_What to produce_.
Please copy every one of the rows below word for word, keeping each line unchanged.

_Data lines_.
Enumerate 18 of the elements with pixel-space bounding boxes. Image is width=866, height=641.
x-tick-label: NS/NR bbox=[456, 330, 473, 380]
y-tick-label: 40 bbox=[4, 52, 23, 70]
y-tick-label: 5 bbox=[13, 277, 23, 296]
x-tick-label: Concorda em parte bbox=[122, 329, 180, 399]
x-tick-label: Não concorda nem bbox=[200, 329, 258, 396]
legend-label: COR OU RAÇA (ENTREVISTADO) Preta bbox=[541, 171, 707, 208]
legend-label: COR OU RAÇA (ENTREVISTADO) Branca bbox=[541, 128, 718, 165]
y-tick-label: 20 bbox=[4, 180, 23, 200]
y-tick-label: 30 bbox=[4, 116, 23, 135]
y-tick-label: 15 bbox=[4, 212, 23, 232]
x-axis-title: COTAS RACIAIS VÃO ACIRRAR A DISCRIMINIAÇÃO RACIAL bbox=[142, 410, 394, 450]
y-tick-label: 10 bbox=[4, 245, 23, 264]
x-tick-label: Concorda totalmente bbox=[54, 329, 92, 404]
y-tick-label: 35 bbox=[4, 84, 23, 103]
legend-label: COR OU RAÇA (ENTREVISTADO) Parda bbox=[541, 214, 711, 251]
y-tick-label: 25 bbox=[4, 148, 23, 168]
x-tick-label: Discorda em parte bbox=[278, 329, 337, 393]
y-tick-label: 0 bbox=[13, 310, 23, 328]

_Task response_.
Enumerate 18 of the elements with pixel-space bounding boxes. Image is width=866, height=641.
x-tick-label: NS/NR bbox=[456, 330, 473, 380]
y-tick-label: 40 bbox=[4, 52, 23, 70]
y-tick-label: 5 bbox=[13, 277, 23, 296]
x-tick-label: Concorda em parte bbox=[122, 329, 180, 399]
x-tick-label: Não concorda nem bbox=[200, 329, 258, 396]
legend-label: COR OU RAÇA (ENTREVISTADO) Preta bbox=[541, 171, 707, 208]
legend-label: COR OU RAÇA (ENTREVISTADO) Branca bbox=[541, 128, 718, 165]
y-tick-label: 20 bbox=[4, 180, 23, 200]
y-tick-label: 30 bbox=[4, 116, 23, 135]
y-tick-label: 15 bbox=[4, 212, 23, 232]
x-axis-title: COTAS RACIAIS VÃO ACIRRAR A DISCRIMINIAÇÃO RACIAL bbox=[142, 410, 394, 450]
y-tick-label: 10 bbox=[4, 245, 23, 264]
x-tick-label: Concorda totalmente bbox=[54, 329, 92, 404]
y-tick-label: 35 bbox=[4, 84, 23, 103]
legend-label: COR OU RAÇA (ENTREVISTADO) Parda bbox=[541, 214, 711, 251]
y-tick-label: 25 bbox=[4, 148, 23, 168]
x-tick-label: Discorda em parte bbox=[278, 329, 337, 393]
y-tick-label: 0 bbox=[13, 310, 23, 328]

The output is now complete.